Return all of the data exactly, with nothing left out but the pictures.

▶ [Supplied data]:
::::

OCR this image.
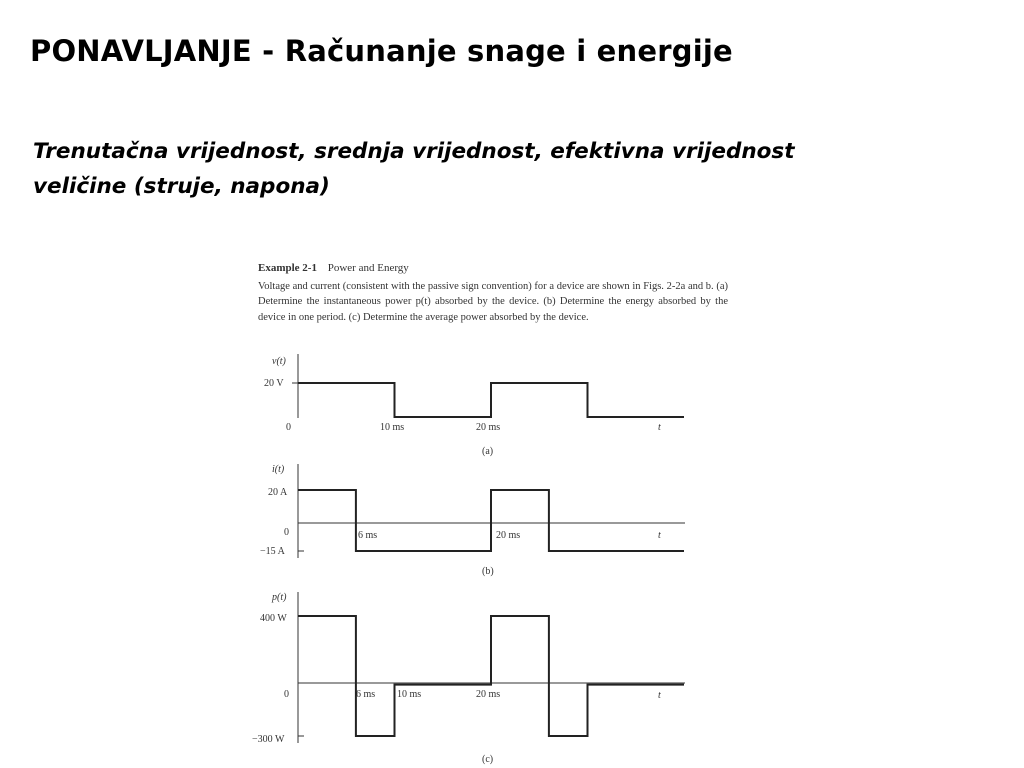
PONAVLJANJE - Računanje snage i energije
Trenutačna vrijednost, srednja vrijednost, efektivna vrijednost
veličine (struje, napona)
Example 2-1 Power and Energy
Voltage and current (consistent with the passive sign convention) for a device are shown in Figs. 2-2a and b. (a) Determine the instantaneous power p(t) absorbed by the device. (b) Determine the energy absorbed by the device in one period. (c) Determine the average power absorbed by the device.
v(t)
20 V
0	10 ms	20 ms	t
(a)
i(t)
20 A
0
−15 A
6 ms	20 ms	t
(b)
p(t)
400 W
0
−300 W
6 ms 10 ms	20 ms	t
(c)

::::

▶ [Task result]:
OCR this image.
PONAVLJANJE - Računanje snage i energije
Trenutačna vrijednost, srednja vrijednost, efektivna vrijednost
veličine (struje, napona)
Example 2-1 Power and Energy
Voltage and current (consistent with the passive sign convention) for a device are shown in Figs. 2-2a and b. (a) Determine the instantaneous power p(t) absorbed by the device. (b) Determine the energy absorbed by the device in one period. (c) Determine the average power absorbed by the device.
v(t)
20 V
0	10 ms	20 ms	t
(a)
i(t)
20 A
0
−15 A
6 ms	20 ms	t
(b)
p(t)
400 W
0
−300 W
6 ms 10 ms	20 ms	t
(c)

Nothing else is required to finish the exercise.